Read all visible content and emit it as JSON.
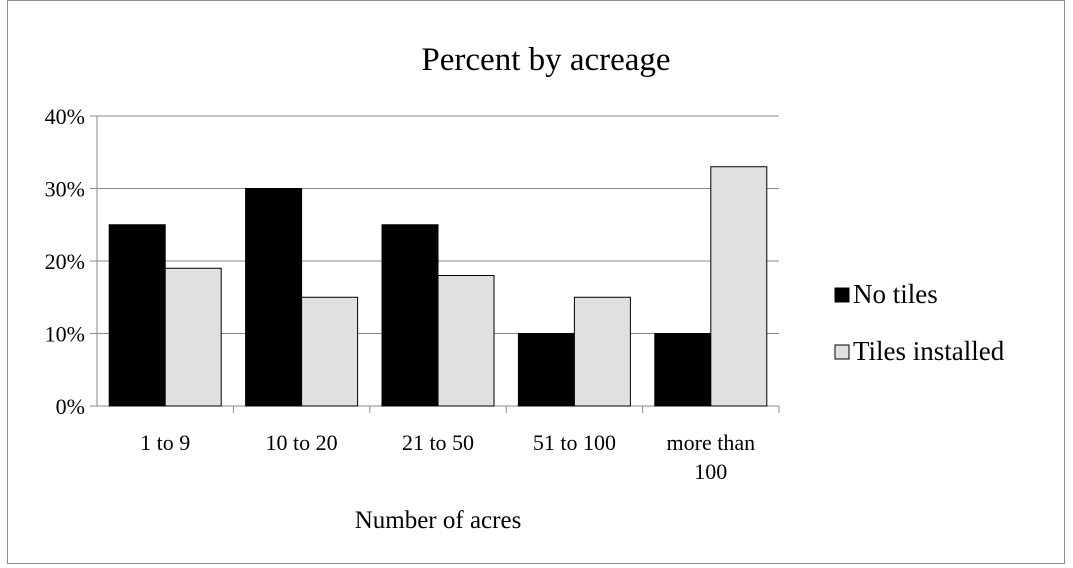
{
  "chart_data": {
    "type": "bar",
    "title": "Percent by acreage",
    "xlabel": "Number of acres",
    "ylabel": "",
    "categories": [
      [
        "1 to 9"
      ],
      [
        "10 to 20"
      ],
      [
        "21 to 50"
      ],
      [
        "51 to 100"
      ],
      [
        "more than",
        "100"
      ]
    ],
    "series": [
      {
        "name": "No tiles",
        "color": "#000000",
        "values": [
          0.25,
          0.3,
          0.25,
          0.1,
          0.1
        ]
      },
      {
        "name": "Tiles installed",
        "color": "#e0e0e0",
        "values": [
          0.19,
          0.15,
          0.18,
          0.15,
          0.33
        ]
      }
    ],
    "ylim": [
      0,
      0.4
    ],
    "yticks": [
      0,
      0.1,
      0.2,
      0.3,
      0.4
    ],
    "ytick_labels": [
      "0%",
      "10%",
      "20%",
      "30%",
      "40%"
    ],
    "grid": true,
    "legend_position": "right"
  }
}
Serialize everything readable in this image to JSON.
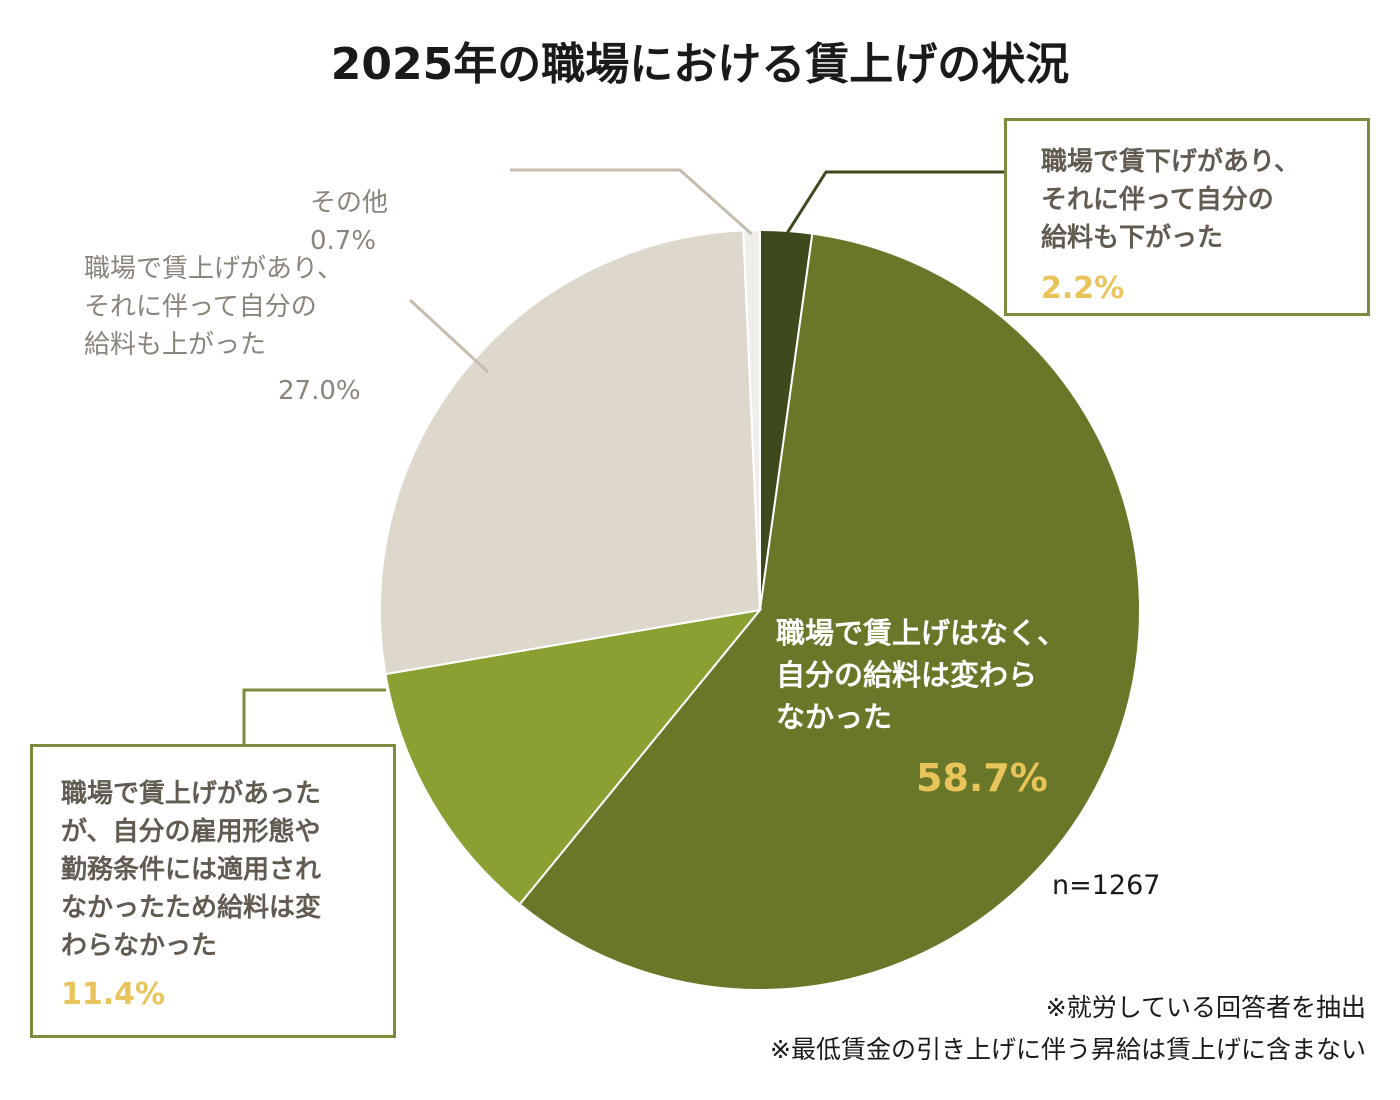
{
  "chart_data": {
    "type": "pie",
    "title": "2025年の職場における賃上げの状況",
    "n_label": "n=1267",
    "start_angle_deg": 0,
    "direction": "clockwise",
    "slices": [
      {
        "label": "職場で賃下げがあり、\nそれに伴って自分の\n給料も下がった",
        "pct_label": "2.2%",
        "value": 2.2,
        "color": "#3d4a1e"
      },
      {
        "label": "職場で賃上げはなく、\n自分の給料は変わら\nなかった",
        "pct_label": "58.7%",
        "value": 58.7,
        "color": "#687828"
      },
      {
        "label": "職場で賃上げがあった\nが、自分の雇用形態や\n勤務条件には適用され\nなかったため給料は変\nわらなかった",
        "pct_label": "11.4%",
        "value": 11.4,
        "color": "#8aa033"
      },
      {
        "label": "職場で賃上げがあり、\nそれに伴って自分の\n給料も上がった",
        "pct_label": "27.0%",
        "value": 27.0,
        "color": "#ded7cb"
      },
      {
        "label": "その他",
        "pct_label": "0.7%",
        "value": 0.7,
        "color": "#f0eeea"
      }
    ],
    "notes": [
      "※就労している回答者を抽出",
      "※最低賃金の引き上げに伴う昇給は賃上げに含まない"
    ]
  }
}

====

- _Objective_:
All entries are to be retyped exactly. Omit any embedded images.

- _Response to the task_:
Read all visible content and emit it as JSON.
{
  "chart_data": {
    "type": "bar",
    "title": "Percent by acreage",
    "xlabel": "Number of acres",
    "ylabel": "",
    "categories": [
      [
        "1 to 9"
      ],
      [
        "10 to 20"
      ],
      [
        "21 to 50"
      ],
      [
        "51 to 100"
      ],
      [
        "more than",
        "100"
      ]
    ],
    "series": [
      {
        "name": "No tiles",
        "color": "#000000",
        "values": [
          0.25,
          0.3,
          0.25,
          0.1,
          0.1
        ]
      },
      {
        "name": "Tiles installed",
        "color": "#e0e0e0",
        "values": [
          0.19,
          0.15,
          0.18,
          0.15,
          0.33
        ]
      }
    ],
    "ylim": [
      0,
      0.4
    ],
    "yticks": [
      0,
      0.1,
      0.2,
      0.3,
      0.4
    ],
    "ytick_labels": [
      "0%",
      "10%",
      "20%",
      "30%",
      "40%"
    ],
    "grid": true,
    "legend_position": "right"
  }
}
Serialize everything readable in this image to JSON.
{
  "chart_data": {
    "type": "pie",
    "title": "2025年の職場における賃上げの状況",
    "n_label": "n=1267",
    "start_angle_deg": 0,
    "direction": "clockwise",
    "slices": [
      {
        "label": "職場で賃下げがあり、\nそれに伴って自分の\n給料も下がった",
        "pct_label": "2.2%",
        "value": 2.2,
        "color": "#3d4a1e"
      },
      {
        "label": "職場で賃上げはなく、\n自分の給料は変わら\nなかった",
        "pct_label": "58.7%",
        "value": 58.7,
        "color": "#687828"
      },
      {
        "label": "職場で賃上げがあった\nが、自分の雇用形態や\n勤務条件には適用され\nなかったため給料は変\nわらなかった",
        "pct_label": "11.4%",
        "value": 11.4,
        "color": "#8aa033"
      },
      {
        "label": "職場で賃上げがあり、\nそれに伴って自分の\n給料も上がった",
        "pct_label": "27.0%",
        "value": 27.0,
        "color": "#ded7cb"
      },
      {
        "label": "その他",
        "pct_label": "0.7%",
        "value": 0.7,
        "color": "#f0eeea"
      }
    ],
    "notes": [
      "※就労している回答者を抽出",
      "※最低賃金の引き上げに伴う昇給は賃上げに含まない"
    ]
  }
}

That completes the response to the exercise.